Problem: Copy out each line containing "marker" from the entries below.

Rows from a dataset
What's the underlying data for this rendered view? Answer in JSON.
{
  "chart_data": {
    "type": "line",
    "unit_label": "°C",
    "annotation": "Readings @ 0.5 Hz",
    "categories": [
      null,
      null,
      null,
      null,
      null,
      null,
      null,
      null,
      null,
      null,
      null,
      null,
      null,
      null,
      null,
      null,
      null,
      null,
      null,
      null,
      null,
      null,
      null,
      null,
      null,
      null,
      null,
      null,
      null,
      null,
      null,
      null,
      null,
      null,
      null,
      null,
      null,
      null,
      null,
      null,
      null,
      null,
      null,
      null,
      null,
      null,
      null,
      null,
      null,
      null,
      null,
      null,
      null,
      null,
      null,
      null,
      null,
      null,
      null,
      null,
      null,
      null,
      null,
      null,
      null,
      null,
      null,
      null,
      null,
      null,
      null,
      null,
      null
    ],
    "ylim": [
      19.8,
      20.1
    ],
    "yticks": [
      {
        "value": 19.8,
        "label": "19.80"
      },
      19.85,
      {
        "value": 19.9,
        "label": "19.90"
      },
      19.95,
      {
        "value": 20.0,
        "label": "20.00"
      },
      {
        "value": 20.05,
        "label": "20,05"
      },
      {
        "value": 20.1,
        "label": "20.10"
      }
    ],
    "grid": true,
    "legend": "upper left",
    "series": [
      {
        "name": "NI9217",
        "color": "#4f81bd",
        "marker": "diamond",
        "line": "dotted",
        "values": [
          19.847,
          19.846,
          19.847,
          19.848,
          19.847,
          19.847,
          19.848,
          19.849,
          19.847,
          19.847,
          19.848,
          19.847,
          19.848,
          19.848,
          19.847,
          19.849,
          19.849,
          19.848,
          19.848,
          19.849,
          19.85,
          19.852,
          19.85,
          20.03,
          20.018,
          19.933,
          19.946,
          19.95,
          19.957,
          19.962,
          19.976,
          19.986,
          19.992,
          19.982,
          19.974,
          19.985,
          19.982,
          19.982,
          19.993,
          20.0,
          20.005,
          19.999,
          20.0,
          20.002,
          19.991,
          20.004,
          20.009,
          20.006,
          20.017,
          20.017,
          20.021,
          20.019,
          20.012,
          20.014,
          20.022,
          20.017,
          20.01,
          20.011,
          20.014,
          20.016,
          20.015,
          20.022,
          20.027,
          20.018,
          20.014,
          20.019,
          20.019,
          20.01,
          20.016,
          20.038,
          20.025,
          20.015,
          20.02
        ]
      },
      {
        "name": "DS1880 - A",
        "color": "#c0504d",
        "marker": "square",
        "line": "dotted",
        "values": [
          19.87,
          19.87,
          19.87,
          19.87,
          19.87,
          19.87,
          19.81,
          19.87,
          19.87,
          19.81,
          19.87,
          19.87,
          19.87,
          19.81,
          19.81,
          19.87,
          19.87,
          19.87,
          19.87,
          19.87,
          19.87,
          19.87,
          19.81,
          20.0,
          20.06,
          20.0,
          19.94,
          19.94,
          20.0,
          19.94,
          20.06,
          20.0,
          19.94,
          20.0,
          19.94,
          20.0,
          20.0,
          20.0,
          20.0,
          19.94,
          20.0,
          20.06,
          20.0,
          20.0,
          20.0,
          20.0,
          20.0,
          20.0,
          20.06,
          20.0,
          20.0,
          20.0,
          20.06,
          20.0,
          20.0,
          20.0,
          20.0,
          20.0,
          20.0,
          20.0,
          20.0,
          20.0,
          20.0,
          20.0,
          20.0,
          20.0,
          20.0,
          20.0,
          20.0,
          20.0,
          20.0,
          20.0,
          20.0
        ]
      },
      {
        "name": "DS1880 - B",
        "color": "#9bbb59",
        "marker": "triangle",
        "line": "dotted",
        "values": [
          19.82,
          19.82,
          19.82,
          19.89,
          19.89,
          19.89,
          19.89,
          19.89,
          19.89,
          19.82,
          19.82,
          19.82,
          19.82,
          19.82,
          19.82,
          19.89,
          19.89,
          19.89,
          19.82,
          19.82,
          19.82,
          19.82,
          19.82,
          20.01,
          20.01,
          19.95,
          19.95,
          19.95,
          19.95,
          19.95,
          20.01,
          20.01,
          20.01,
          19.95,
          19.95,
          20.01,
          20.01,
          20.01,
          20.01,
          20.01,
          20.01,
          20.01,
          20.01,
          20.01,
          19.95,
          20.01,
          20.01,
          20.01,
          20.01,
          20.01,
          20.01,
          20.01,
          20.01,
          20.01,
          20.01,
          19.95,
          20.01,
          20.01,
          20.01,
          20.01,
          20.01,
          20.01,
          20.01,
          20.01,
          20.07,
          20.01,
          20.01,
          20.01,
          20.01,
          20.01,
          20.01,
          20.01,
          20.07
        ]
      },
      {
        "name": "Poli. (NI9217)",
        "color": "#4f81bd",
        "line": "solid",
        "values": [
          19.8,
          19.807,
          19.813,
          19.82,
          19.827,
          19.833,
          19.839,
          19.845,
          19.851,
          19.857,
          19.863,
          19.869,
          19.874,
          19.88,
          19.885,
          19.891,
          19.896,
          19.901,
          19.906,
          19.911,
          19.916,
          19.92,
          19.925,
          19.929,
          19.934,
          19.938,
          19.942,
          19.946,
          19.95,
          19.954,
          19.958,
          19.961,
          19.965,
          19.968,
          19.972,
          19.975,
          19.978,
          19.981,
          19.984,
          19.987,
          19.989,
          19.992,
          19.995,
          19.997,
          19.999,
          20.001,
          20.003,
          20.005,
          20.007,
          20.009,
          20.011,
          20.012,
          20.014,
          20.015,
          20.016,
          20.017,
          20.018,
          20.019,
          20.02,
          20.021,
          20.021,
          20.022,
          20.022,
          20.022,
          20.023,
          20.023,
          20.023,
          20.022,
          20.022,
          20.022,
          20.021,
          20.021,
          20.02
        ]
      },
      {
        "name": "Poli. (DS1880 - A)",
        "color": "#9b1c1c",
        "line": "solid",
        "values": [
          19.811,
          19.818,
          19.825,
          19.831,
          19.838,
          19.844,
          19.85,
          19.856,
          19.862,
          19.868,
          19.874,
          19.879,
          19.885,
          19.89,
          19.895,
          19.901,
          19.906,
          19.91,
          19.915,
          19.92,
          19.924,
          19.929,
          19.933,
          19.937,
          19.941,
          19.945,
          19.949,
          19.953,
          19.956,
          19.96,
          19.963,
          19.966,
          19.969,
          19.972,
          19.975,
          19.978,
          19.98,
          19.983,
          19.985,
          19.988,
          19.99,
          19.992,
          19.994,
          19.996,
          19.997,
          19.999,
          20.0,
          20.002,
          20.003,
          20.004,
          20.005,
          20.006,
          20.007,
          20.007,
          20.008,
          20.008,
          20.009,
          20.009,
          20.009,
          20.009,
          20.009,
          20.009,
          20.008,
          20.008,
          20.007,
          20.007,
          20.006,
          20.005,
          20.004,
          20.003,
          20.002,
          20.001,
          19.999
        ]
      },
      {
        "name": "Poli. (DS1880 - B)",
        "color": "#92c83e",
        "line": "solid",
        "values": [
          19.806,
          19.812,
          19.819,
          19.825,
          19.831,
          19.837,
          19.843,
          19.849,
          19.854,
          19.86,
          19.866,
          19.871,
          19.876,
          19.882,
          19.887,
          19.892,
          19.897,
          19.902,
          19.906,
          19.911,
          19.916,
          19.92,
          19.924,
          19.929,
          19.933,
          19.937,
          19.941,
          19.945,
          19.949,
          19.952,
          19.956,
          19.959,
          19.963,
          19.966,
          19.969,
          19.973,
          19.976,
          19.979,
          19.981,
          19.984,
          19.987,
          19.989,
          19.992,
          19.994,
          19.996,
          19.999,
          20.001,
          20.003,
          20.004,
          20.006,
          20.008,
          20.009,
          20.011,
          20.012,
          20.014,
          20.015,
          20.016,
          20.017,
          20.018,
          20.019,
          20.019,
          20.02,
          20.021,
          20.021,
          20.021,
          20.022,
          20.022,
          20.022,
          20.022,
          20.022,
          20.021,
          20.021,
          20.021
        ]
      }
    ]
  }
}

Problem solution:
        "marker": "diamond",
        "marker": "square",
        "marker": "triangle",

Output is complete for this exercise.